Exercise input:
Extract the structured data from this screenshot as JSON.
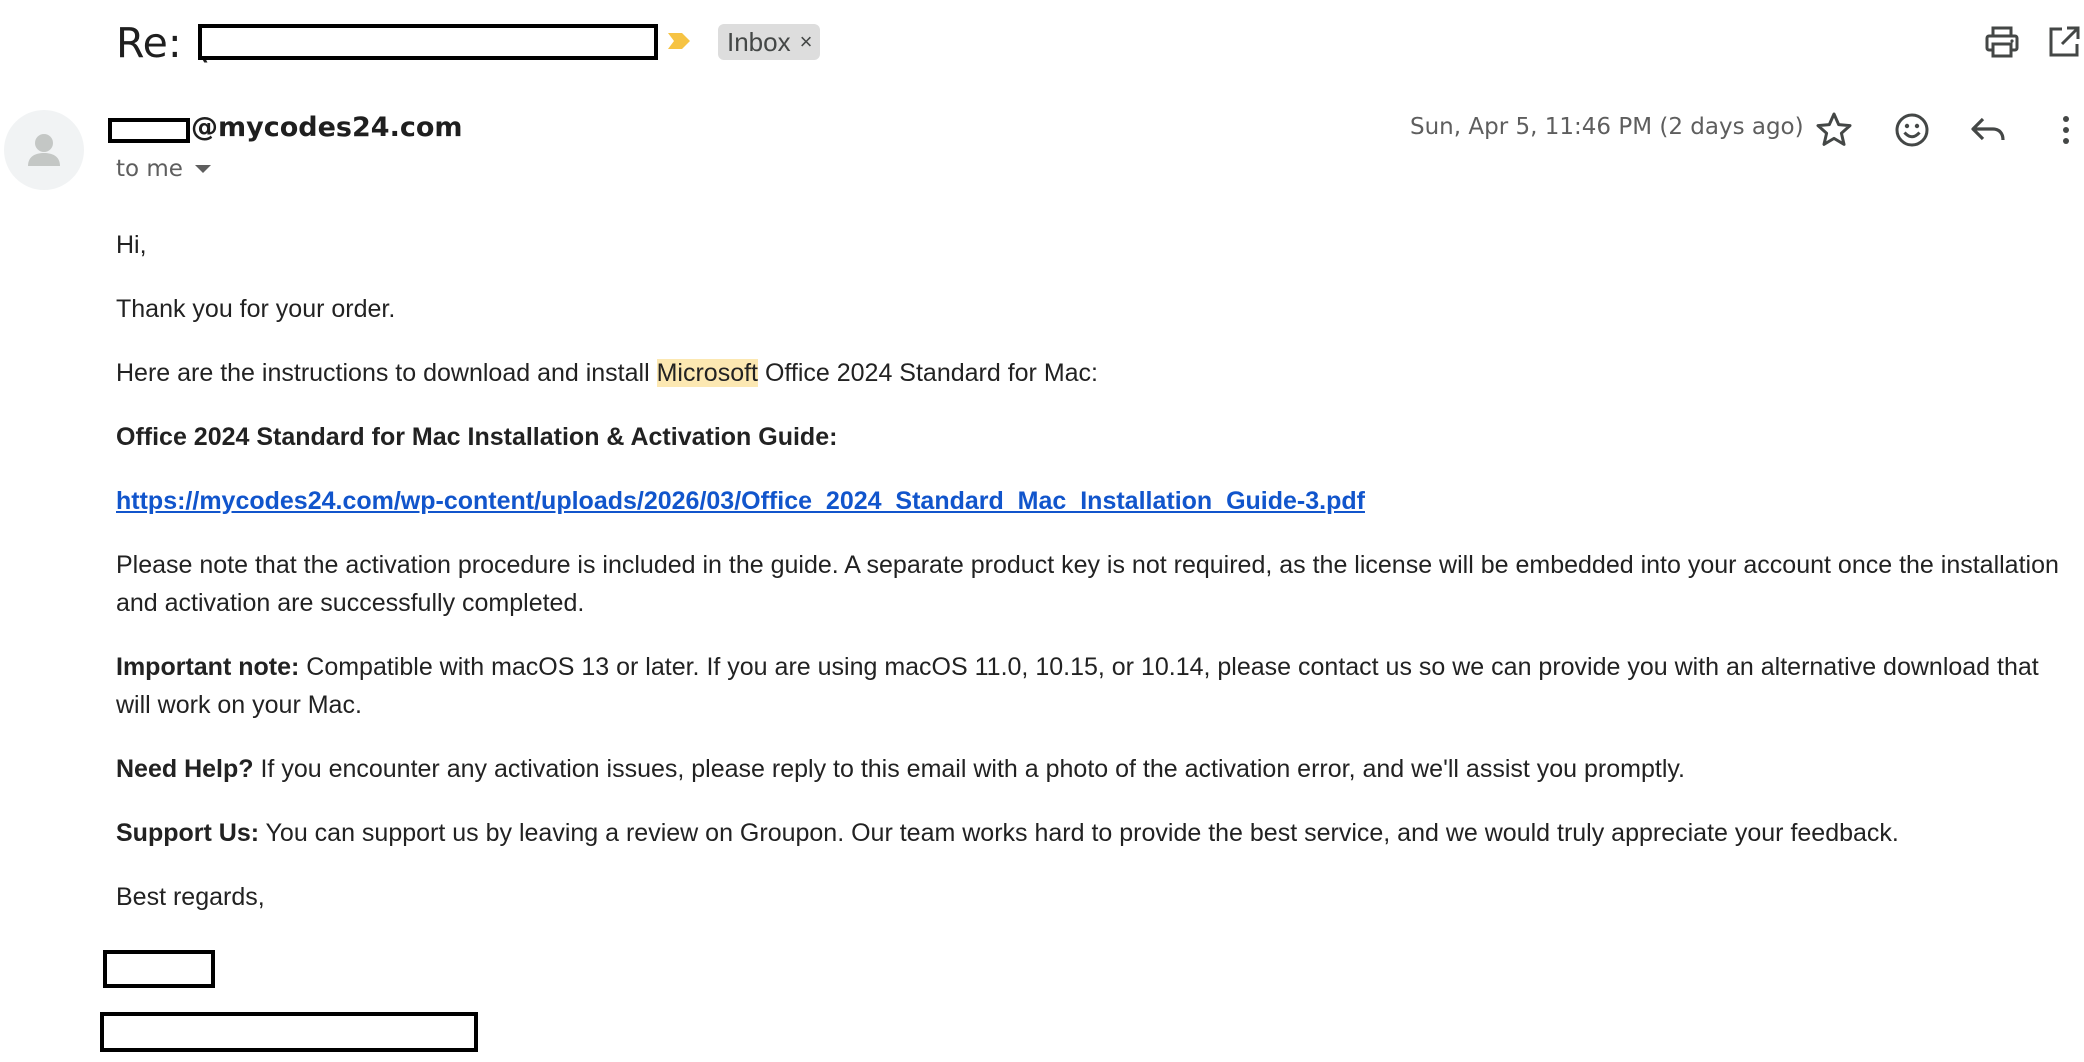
{
  "subject": {
    "prefix": "Re: (",
    "label": "Inbox",
    "label_close": "×"
  },
  "toolbar": {
    "print_icon": "printer-icon",
    "open_new_window_icon": "open-in-new-icon"
  },
  "sender": {
    "domain": "@mycodes24.com",
    "recipient": "to me"
  },
  "message_meta": {
    "timestamp": "Sun, Apr 5, 11:46 PM (2 days ago)"
  },
  "body": {
    "greeting": "Hi,",
    "thanks": "Thank you for your order.",
    "instructions_pre": "Here are the instructions to download and install ",
    "instructions_highlight": "Microsoft",
    "instructions_post": " Office 2024 Standard for Mac:",
    "guide_heading": "Office 2024 Standard for Mac Installation & Activation Guide:",
    "guide_link": "https://mycodes24.com/wp-content/uploads/2026/03/Office_2024_Standard_Mac_Installation_Guide-3.pdf",
    "activation_note": "Please note that the activation procedure is included in the guide. A separate product key is not required, as the license will be embedded into your account once the installation and activation are successfully completed.",
    "important_label": "Important note:",
    "important_text": " Compatible with macOS 13 or later. If you are using macOS 11.0, 10.15, or 10.14, please contact us so we can provide you with an alternative download that will work on your Mac.",
    "help_label": "Need Help?",
    "help_text": " If you encounter any activation issues, please reply to this email with a photo of the activation error, and we'll assist you promptly.",
    "support_label": "Support Us:",
    "support_text": " You can support us by leaving a review on Groupon. Our team works hard to provide the best service, and we would truly appreciate your feedback.",
    "closing": "Best regards,"
  },
  "colors": {
    "highlight": "#fce8b2",
    "link": "#1155cc",
    "importance_marker": "#f6c343",
    "label_chip_bg": "#dddddd"
  }
}
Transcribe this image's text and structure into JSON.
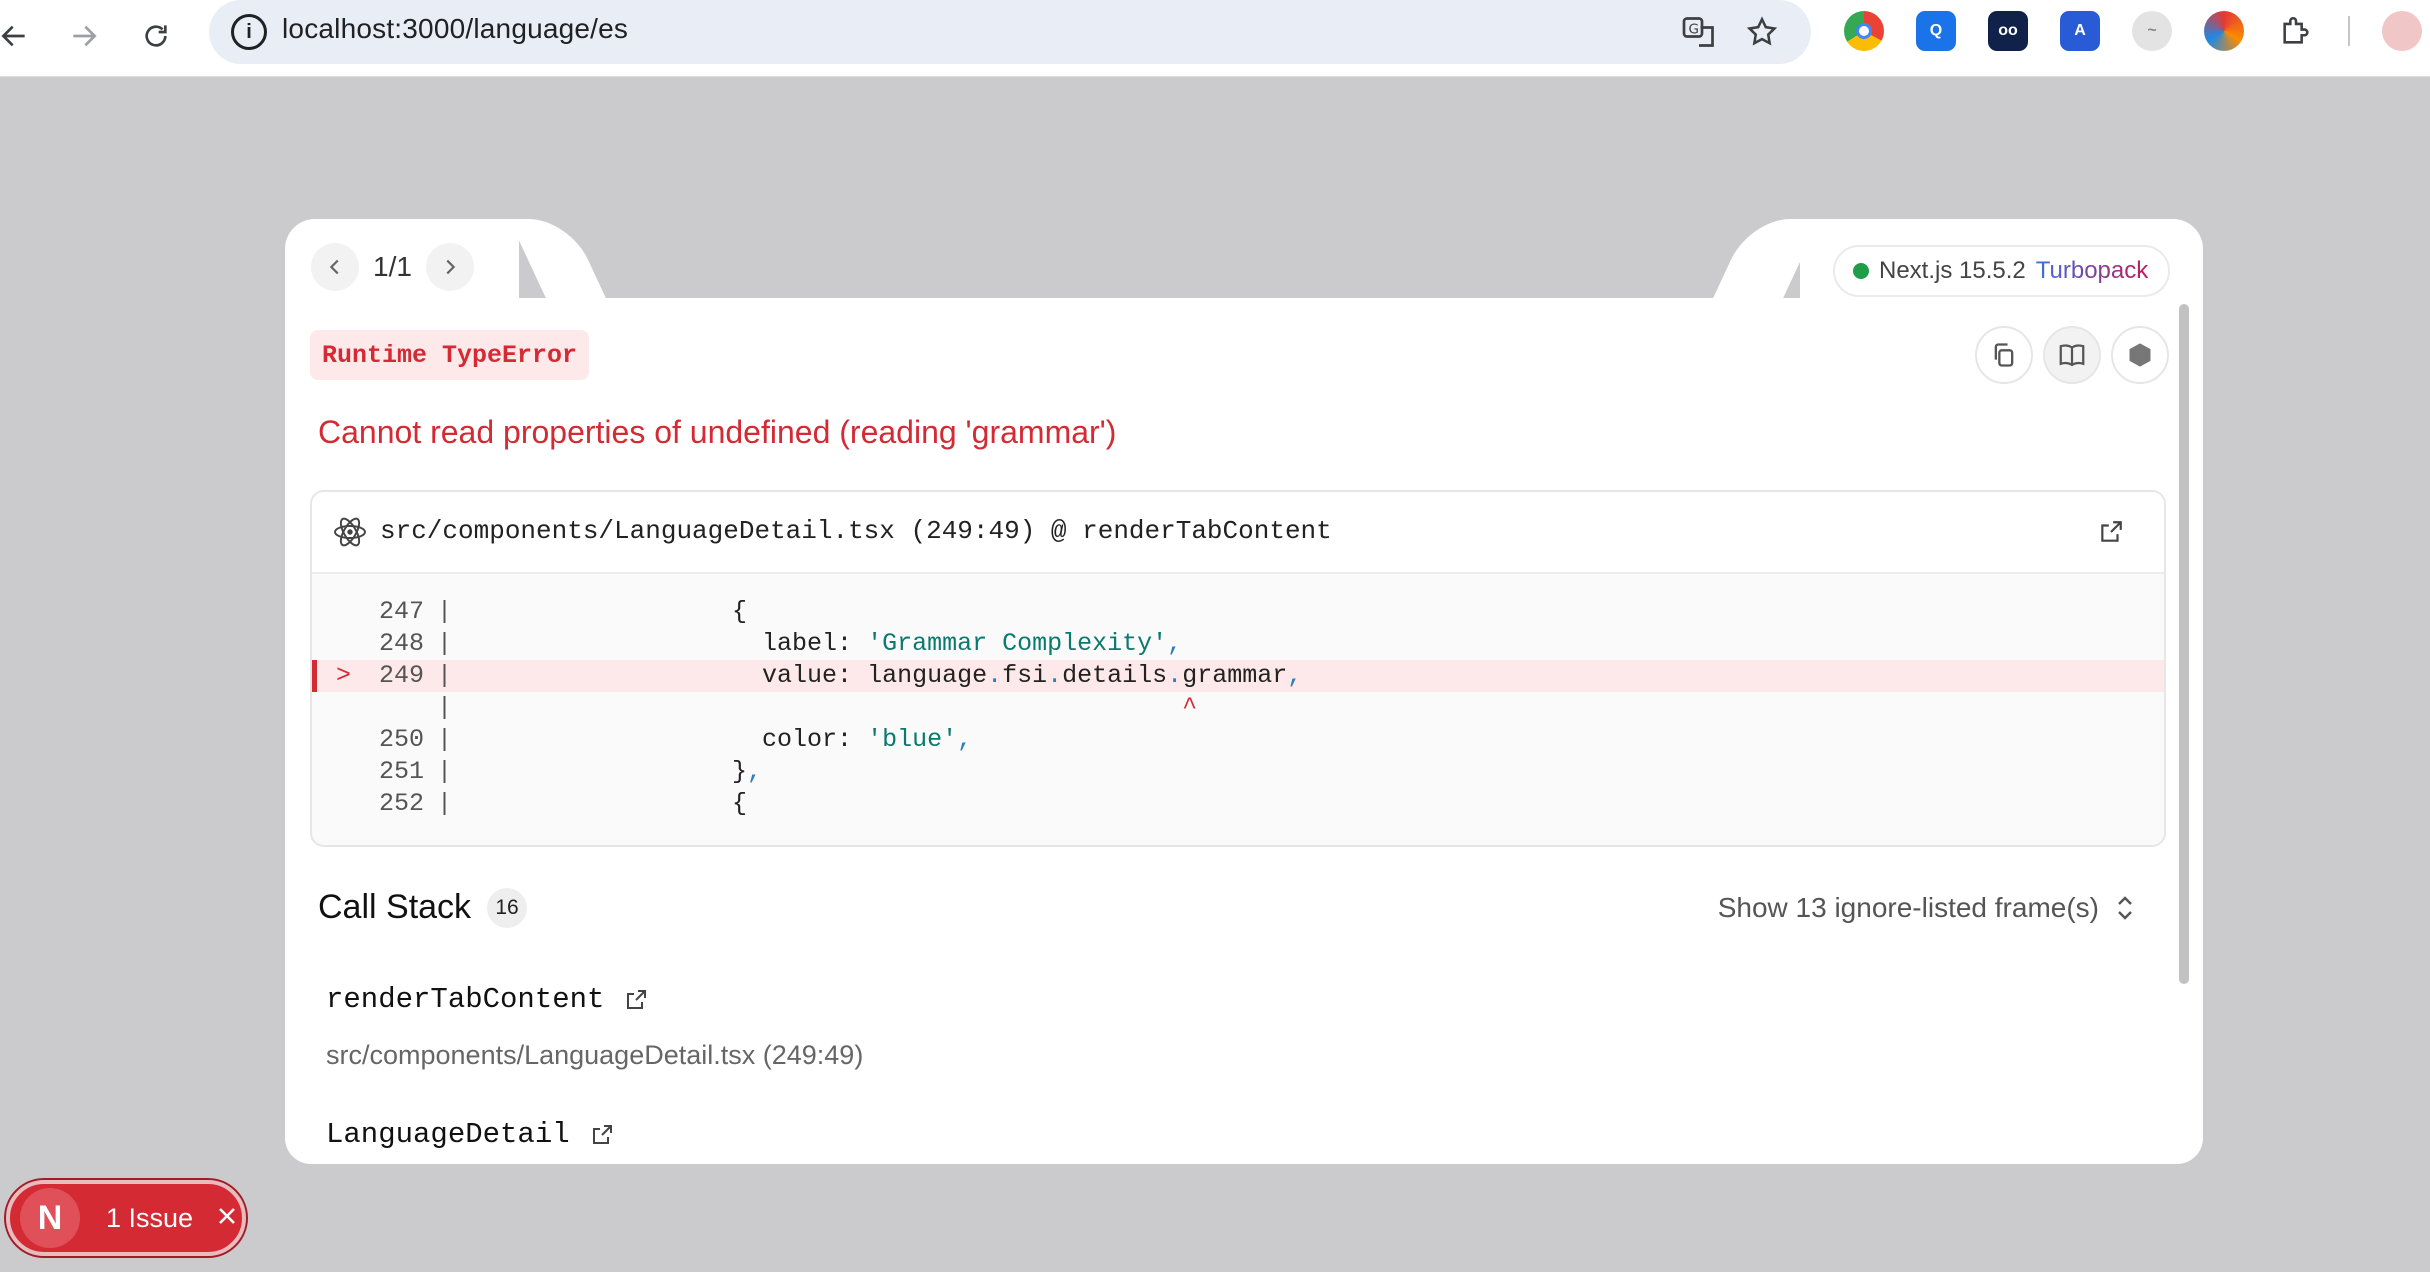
{
  "browser": {
    "url": "localhost:3000/language/es",
    "extensions": [
      "chrome-icon",
      "ext-search-icon",
      "ext-dark-icon",
      "ext-translate-icon",
      "ext-cloud-icon",
      "ext-color-icon",
      "puzzle-icon"
    ]
  },
  "overlay": {
    "pager": "1/1",
    "version_label": "Next.js 15.5.2",
    "bundler": "Turbopack",
    "error_type": "Runtime TypeError",
    "error_message": "Cannot read properties of undefined (reading 'grammar')",
    "code_frame": {
      "location": "src/components/LanguageDetail.tsx (249:49) @ renderTabContent",
      "lines": [
        {
          "num": "247",
          "code": "                  {"
        },
        {
          "num": "248",
          "code": "                    label: 'Grammar Complexity',"
        },
        {
          "num": "249",
          "code": "                    value: language.fsi.details.grammar,",
          "highlight": true,
          "marker": ">"
        },
        {
          "num": "",
          "code": "                                                ^"
        },
        {
          "num": "250",
          "code": "                    color: 'blue',"
        },
        {
          "num": "251",
          "code": "                  },"
        },
        {
          "num": "252",
          "code": "                  {"
        }
      ]
    },
    "call_stack": {
      "title": "Call Stack",
      "count": "16",
      "toggle": "Show 13 ignore-listed frame(s)",
      "frames": [
        {
          "name": "renderTabContent",
          "location": "src/components/LanguageDetail.tsx (249:49)"
        },
        {
          "name": "LanguageDetail",
          "location": ""
        }
      ]
    }
  },
  "issue_badge": {
    "logo": "N",
    "label": "1 Issue"
  },
  "colors": {
    "error_red": "#d42a34",
    "success_green": "#1f9d48",
    "string_teal": "#0b7a6e"
  }
}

Request:
Transcribe the listing in full and omit the pictures.

Expected output:
Extract the structured data from this screenshot as JSON.
{
  "subject": {
    "prefix": "Re: (",
    "label": "Inbox",
    "label_close": "×"
  },
  "toolbar": {
    "print_icon": "printer-icon",
    "open_new_window_icon": "open-in-new-icon"
  },
  "sender": {
    "domain": "@mycodes24.com",
    "recipient": "to me"
  },
  "message_meta": {
    "timestamp": "Sun, Apr 5, 11:46 PM (2 days ago)"
  },
  "body": {
    "greeting": "Hi,",
    "thanks": "Thank you for your order.",
    "instructions_pre": "Here are the instructions to download and install ",
    "instructions_highlight": "Microsoft",
    "instructions_post": " Office 2024 Standard for Mac:",
    "guide_heading": "Office 2024 Standard for Mac Installation & Activation Guide:",
    "guide_link": "https://mycodes24.com/wp-content/uploads/2026/03/Office_2024_Standard_Mac_Installation_Guide-3.pdf",
    "activation_note": "Please note that the activation procedure is included in the guide. A separate product key is not required, as the license will be embedded into your account once the installation and activation are successfully completed.",
    "important_label": "Important note:",
    "important_text": " Compatible with macOS 13 or later. If you are using macOS 11.0, 10.15, or 10.14, please contact us so we can provide you with an alternative download that will work on your Mac.",
    "help_label": "Need Help?",
    "help_text": " If you encounter any activation issues, please reply to this email with a photo of the activation error, and we'll assist you promptly.",
    "support_label": "Support Us:",
    "support_text": " You can support us by leaving a review on Groupon. Our team works hard to provide the best service, and we would truly appreciate your feedback.",
    "closing": "Best regards,"
  },
  "colors": {
    "highlight": "#fce8b2",
    "link": "#1155cc",
    "importance_marker": "#f6c343",
    "label_chip_bg": "#dddddd"
  }
}
Transcribe this image's text and structure into JSON.
{
  "browser": {
    "url": "localhost:3000/language/es",
    "extensions": [
      "chrome-icon",
      "ext-search-icon",
      "ext-dark-icon",
      "ext-translate-icon",
      "ext-cloud-icon",
      "ext-color-icon",
      "puzzle-icon"
    ]
  },
  "overlay": {
    "pager": "1/1",
    "version_label": "Next.js 15.5.2",
    "bundler": "Turbopack",
    "error_type": "Runtime TypeError",
    "error_message": "Cannot read properties of undefined (reading 'grammar')",
    "code_frame": {
      "location": "src/components/LanguageDetail.tsx (249:49) @ renderTabContent",
      "lines": [
        {
          "num": "247",
          "code": "                  {"
        },
        {
          "num": "248",
          "code": "                    label: 'Grammar Complexity',"
        },
        {
          "num": "249",
          "code": "                    value: language.fsi.details.grammar,",
          "highlight": true,
          "marker": ">"
        },
        {
          "num": "",
          "code": "                                                ^"
        },
        {
          "num": "250",
          "code": "                    color: 'blue',"
        },
        {
          "num": "251",
          "code": "                  },"
        },
        {
          "num": "252",
          "code": "                  {"
        }
      ]
    },
    "call_stack": {
      "title": "Call Stack",
      "count": "16",
      "toggle": "Show 13 ignore-listed frame(s)",
      "frames": [
        {
          "name": "renderTabContent",
          "location": "src/components/LanguageDetail.tsx (249:49)"
        },
        {
          "name": "LanguageDetail",
          "location": ""
        }
      ]
    }
  },
  "issue_badge": {
    "logo": "N",
    "label": "1 Issue"
  },
  "colors": {
    "error_red": "#d42a34",
    "success_green": "#1f9d48",
    "string_teal": "#0b7a6e"
  }
}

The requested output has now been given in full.